> Task objective
Copy each line in which the string "emisji" occurs.

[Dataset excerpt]

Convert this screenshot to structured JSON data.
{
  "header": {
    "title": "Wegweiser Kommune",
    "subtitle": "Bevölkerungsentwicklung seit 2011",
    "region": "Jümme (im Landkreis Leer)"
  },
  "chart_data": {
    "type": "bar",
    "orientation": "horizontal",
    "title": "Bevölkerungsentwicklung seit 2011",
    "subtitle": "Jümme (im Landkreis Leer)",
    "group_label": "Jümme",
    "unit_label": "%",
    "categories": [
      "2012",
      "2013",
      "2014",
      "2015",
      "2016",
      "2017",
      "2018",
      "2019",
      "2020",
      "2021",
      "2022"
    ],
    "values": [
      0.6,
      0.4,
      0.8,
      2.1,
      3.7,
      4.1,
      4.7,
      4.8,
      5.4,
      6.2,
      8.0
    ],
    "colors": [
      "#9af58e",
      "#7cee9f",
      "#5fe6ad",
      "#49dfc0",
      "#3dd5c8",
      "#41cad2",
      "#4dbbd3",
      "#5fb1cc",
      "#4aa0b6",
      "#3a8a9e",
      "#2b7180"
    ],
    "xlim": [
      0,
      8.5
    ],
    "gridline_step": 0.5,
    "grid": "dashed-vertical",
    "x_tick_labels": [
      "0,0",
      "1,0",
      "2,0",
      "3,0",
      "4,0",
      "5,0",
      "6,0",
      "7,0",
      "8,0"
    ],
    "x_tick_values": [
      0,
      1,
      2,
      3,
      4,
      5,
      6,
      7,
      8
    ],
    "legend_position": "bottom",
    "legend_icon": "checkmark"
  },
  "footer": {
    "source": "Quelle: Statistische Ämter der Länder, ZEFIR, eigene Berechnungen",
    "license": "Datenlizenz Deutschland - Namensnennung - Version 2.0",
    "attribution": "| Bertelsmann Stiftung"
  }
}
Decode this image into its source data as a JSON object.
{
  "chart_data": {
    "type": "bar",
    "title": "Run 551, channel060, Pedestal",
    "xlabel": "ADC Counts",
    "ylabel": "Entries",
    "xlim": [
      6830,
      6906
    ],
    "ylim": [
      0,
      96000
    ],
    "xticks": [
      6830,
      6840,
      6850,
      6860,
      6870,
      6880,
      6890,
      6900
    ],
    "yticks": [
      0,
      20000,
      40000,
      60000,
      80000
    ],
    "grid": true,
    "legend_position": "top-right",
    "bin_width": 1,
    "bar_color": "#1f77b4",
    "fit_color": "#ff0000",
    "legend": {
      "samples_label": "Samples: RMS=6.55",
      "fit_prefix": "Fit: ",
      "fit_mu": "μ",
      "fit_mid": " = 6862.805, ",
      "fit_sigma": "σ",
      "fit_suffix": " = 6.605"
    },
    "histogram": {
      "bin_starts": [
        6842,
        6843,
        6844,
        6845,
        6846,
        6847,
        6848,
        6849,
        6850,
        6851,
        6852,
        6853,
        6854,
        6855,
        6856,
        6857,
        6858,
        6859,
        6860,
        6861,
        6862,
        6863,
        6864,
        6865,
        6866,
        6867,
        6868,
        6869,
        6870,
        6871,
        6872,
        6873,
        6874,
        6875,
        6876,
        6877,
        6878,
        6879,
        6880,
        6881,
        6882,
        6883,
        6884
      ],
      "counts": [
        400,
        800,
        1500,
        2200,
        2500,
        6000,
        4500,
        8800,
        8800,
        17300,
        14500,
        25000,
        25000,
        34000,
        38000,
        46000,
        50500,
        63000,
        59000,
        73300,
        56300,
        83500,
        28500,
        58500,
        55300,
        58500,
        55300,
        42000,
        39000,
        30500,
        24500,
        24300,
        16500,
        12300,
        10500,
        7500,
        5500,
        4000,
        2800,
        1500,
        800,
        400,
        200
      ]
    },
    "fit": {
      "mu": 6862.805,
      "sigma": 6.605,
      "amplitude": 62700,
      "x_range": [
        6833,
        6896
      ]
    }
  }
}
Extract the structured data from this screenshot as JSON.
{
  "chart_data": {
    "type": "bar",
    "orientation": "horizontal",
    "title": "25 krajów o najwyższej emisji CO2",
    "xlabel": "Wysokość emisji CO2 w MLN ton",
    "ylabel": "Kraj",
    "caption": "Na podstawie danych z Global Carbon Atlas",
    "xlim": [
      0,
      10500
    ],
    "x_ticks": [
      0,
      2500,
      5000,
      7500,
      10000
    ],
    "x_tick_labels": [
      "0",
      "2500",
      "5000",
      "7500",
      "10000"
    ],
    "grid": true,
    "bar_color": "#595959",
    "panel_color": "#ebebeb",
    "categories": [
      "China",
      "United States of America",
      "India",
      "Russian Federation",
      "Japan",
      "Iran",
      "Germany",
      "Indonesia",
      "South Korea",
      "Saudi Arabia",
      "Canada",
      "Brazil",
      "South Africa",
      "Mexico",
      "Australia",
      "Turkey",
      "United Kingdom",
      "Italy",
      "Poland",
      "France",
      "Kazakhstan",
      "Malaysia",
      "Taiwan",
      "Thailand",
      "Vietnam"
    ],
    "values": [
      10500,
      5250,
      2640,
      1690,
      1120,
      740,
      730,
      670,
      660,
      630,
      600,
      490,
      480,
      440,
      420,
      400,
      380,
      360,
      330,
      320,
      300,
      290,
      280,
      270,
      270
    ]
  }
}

> Response for this exercise
    "title": "25 krajów o najwyższej emisji CO2",
    "xlabel": "Wysokość emisji CO2 w MLN ton",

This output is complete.